*JOB*: In the listing below, find every line with the string "вештине" and pull it out.

[Items from a data source]
━━━━━━━━

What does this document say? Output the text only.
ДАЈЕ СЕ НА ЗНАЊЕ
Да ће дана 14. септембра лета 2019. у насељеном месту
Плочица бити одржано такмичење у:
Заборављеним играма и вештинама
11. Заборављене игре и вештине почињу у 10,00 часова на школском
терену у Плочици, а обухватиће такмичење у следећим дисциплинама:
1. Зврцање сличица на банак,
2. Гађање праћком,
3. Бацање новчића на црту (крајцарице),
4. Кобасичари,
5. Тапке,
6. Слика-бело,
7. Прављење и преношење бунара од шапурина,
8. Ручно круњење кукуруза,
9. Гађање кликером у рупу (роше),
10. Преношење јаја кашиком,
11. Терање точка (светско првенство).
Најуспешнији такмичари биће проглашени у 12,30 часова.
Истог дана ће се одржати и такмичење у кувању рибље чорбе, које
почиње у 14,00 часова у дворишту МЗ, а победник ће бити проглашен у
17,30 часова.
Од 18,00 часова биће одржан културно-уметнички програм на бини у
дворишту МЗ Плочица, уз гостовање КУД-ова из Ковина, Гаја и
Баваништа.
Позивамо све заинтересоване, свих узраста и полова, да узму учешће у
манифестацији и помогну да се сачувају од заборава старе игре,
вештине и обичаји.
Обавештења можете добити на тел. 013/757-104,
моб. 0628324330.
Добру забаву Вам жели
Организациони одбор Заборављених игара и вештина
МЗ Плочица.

━━━━━━━━

*FINAL ANSWER*:
11. Заборављене игре и вештине почињу у 10,00 часова на школском
вештине и обичаји.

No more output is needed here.